▶ **Task description**
Extract all of the data and reproduce it precisely.

▶ **Exercise inputs**
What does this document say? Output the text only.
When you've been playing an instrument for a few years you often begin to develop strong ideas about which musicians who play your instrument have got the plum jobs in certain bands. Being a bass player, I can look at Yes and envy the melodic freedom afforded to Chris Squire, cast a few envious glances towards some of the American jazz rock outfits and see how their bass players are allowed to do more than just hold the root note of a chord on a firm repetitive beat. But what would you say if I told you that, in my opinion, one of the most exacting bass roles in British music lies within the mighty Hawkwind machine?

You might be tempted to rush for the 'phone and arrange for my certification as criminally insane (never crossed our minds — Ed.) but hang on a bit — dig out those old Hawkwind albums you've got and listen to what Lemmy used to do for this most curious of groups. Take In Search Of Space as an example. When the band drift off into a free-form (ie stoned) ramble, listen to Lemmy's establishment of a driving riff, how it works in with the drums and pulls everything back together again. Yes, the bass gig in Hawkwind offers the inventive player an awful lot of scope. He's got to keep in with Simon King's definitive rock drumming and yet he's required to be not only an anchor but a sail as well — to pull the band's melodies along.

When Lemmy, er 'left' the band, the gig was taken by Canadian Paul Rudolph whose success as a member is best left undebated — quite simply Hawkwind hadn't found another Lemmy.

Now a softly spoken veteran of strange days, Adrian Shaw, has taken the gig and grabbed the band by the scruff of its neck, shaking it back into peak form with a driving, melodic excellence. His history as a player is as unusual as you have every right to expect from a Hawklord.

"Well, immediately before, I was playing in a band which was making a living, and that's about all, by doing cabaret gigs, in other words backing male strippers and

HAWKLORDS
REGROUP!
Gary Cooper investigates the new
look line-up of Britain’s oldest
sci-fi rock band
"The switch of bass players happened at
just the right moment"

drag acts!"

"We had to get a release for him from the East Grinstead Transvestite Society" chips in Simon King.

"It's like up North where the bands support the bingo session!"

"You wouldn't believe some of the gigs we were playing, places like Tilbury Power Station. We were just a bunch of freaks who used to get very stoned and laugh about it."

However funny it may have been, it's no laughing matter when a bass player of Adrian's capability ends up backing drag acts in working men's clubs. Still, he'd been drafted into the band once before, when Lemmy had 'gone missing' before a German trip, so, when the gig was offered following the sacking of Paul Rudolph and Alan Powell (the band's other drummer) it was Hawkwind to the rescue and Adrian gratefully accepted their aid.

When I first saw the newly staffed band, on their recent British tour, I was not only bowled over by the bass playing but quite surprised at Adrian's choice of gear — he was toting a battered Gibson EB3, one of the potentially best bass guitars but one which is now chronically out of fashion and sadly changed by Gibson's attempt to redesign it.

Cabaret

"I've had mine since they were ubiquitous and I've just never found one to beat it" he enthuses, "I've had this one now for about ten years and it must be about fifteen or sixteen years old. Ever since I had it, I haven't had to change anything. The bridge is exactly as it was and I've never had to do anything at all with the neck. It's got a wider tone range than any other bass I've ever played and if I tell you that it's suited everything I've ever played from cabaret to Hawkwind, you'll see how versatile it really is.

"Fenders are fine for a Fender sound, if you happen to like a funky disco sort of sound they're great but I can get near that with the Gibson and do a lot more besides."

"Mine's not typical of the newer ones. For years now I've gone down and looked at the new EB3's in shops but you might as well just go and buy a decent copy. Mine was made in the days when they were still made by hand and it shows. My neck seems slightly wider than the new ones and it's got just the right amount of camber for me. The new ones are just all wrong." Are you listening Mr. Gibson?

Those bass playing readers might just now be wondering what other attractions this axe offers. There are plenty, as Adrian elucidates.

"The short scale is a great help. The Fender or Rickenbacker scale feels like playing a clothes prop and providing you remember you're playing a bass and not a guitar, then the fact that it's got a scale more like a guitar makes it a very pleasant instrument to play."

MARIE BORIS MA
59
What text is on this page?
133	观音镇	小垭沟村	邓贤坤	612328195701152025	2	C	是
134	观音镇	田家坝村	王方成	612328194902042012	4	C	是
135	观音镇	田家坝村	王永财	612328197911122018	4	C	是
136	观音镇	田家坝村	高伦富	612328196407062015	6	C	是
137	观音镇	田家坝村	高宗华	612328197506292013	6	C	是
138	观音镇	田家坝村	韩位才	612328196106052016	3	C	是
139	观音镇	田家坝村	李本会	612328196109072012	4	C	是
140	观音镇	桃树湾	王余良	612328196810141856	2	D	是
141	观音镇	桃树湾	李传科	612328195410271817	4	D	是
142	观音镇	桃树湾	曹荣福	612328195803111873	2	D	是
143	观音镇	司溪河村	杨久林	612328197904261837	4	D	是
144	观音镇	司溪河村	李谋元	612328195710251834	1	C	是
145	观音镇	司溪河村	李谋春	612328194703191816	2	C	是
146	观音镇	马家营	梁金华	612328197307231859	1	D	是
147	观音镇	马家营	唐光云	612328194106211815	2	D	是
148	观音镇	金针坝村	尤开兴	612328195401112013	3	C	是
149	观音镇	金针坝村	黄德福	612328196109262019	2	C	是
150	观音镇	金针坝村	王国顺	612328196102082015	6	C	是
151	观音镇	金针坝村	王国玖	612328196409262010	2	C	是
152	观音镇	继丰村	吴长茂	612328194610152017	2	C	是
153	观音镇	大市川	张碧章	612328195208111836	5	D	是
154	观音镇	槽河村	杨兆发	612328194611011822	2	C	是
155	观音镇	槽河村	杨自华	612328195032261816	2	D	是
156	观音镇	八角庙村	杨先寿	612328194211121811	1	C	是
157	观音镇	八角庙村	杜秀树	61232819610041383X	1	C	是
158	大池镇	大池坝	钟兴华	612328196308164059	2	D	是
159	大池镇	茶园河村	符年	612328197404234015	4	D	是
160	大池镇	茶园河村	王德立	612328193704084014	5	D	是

▶ **Exercise output**
What does this document say? Output the text only.
When you've been playing an instrument for a few years you often begin to develop strong ideas about which musicians who play your instrument have got the plum jobs in certain bands. Being a bass player, I can look at Yes and envy the melodic freedom afforded to Chris Squire, cast a few envious glances towards some of the American jazz rock outfits and see how their bass players are allowed to do more than just hold the root note of a chord on a firm repetitive beat. But what would you say if I told you that, in my opinion, one of the most exacting bass roles in British music lies within the mighty Hawkwind machine?

You might be tempted to rush for the 'phone and arrange for my certification as criminally insane (never crossed our minds — Ed.) but hang on a bit — dig out those old Hawkwind albums you've got and listen to what Lemmy used to do for this most curious of groups. Take In Search Of Space as an example. When the band drift off into a free-form (ie stoned) ramble, listen to Lemmy's establishment of a driving riff, how it works in with the drums and pulls everything back together again. Yes, the bass gig in Hawkwind offers the inventive player an awful lot of scope. He's got to keep in with Simon King's definitive rock drumming and yet he's required to be not only an anchor but a sail as well — to pull the band's melodies along.

When Lemmy, er 'left' the band, the gig was taken by Canadian Paul Rudolph whose success as a member is best left undebated — quite simply Hawkwind hadn't found another Lemmy.

Now a softly spoken veteran of strange days, Adrian Shaw, has taken the gig and grabbed the band by the scruff of its neck, shaking it back into peak form with a driving, melodic excellence. His history as a player is as unusual as you have every right to expect from a Hawklord.

"Well, immediately before, I was playing in a band which was making a living, and that's about all, by doing cabaret gigs, in other words backing male strippers and

HAWKLORDS
REGROUP!
Gary Cooper investigates the new
look line-up of Britain’s oldest
sci-fi rock band
"The switch of bass players happened at
just the right moment"

drag acts!"

"We had to get a release for him from the East Grinstead Transvestite Society" chips in Simon King.

"It's like up North where the bands support the bingo session!"

"You wouldn't believe some of the gigs we were playing, places like Tilbury Power Station. We were just a bunch of freaks who used to get very stoned and laugh about it."

However funny it may have been, it's no laughing matter when a bass player of Adrian's capability ends up backing drag acts in working men's clubs. Still, he'd been drafted into the band once before, when Lemmy had 'gone missing' before a German trip, so, when the gig was offered following the sacking of Paul Rudolph and Alan Powell (the band's other drummer) it was Hawkwind to the rescue and Adrian gratefully accepted their aid.

When I first saw the newly staffed band, on their recent British tour, I was not only bowled over by the bass playing but quite surprised at Adrian's choice of gear — he was toting a battered Gibson EB3, one of the potentially best bass guitars but one which is now chronically out of fashion and sadly changed by Gibson's attempt to redesign it.

Cabaret

"I've had mine since they were ubiquitous and I've just never found one to beat it" he enthuses, "I've had this one now for about ten years and it must be about fifteen or sixteen years old. Ever since I had it, I haven't had to change anything. The bridge is exactly as it was and I've never had to do anything at all with the neck. It's got a wider tone range than any other bass I've ever played and if I tell you that it's suited everything I've ever played from cabaret to Hawkwind, you'll see how versatile it really is.

"Fenders are fine for a Fender sound, if you happen to like a funky disco sort of sound they're great but I can get near that with the Gibson and do a lot more besides."

"Mine's not typical of the newer ones. For years now I've gone down and looked at the new EB3's in shops but you might as well just go and buy a decent copy. Mine was made in the days when they were still made by hand and it shows. My neck seems slightly wider than the new ones and it's got just the right amount of camber for me. The new ones are just all wrong." Are you listening Mr. Gibson?

Those bass playing readers might just now be wondering what other attractions this axe offers. There are plenty, as Adrian elucidates.

"The short scale is a great help. The Fender or Rickenbacker scale feels like playing a clothes prop and providing you remember you're playing a bass and not a guitar, then the fact that it's got a scale more like a guitar makes it a very pleasant instrument to play."

MARIE BORIS MA
59
What text is on this page?
133	观音镇	小垭沟村	邓贤坤	612328195701152025	2	C	是
134	观音镇	田家坝村	王方成	612328194902042012	4	C	是
135	观音镇	田家坝村	王永财	612328197911122018	4	C	是
136	观音镇	田家坝村	高伦富	612328196407062015	6	C	是
137	观音镇	田家坝村	高宗华	612328197506292013	6	C	是
138	观音镇	田家坝村	韩位才	612328196106052016	3	C	是
139	观音镇	田家坝村	李本会	612328196109072012	4	C	是
140	观音镇	桃树湾	王余良	612328196810141856	2	D	是
141	观音镇	桃树湾	李传科	612328195410271817	4	D	是
142	观音镇	桃树湾	曹荣福	612328195803111873	2	D	是
143	观音镇	司溪河村	杨久林	612328197904261837	4	D	是
144	观音镇	司溪河村	李谋元	612328195710251834	1	C	是
145	观音镇	司溪河村	李谋春	612328194703191816	2	C	是
146	观音镇	马家营	梁金华	612328197307231859	1	D	是
147	观音镇	马家营	唐光云	612328194106211815	2	D	是
148	观音镇	金针坝村	尤开兴	612328195401112013	3	C	是
149	观音镇	金针坝村	黄德福	612328196109262019	2	C	是
150	观音镇	金针坝村	王国顺	612328196102082015	6	C	是
151	观音镇	金针坝村	王国玖	612328196409262010	2	C	是
152	观音镇	继丰村	吴长茂	612328194610152017	2	C	是
153	观音镇	大市川	张碧章	612328195208111836	5	D	是
154	观音镇	槽河村	杨兆发	612328194611011822	2	C	是
155	观音镇	槽河村	杨自华	612328195032261816	2	D	是
156	观音镇	八角庙村	杨先寿	612328194211121811	1	C	是
157	观音镇	八角庙村	杜秀树	61232819610041383X	1	C	是
158	大池镇	大池坝	钟兴华	612328196308164059	2	D	是
159	大池镇	茶园河村	符年	612328197404234015	4	D	是
160	大池镇	茶园河村	王德立	612328193704084014	5	D	是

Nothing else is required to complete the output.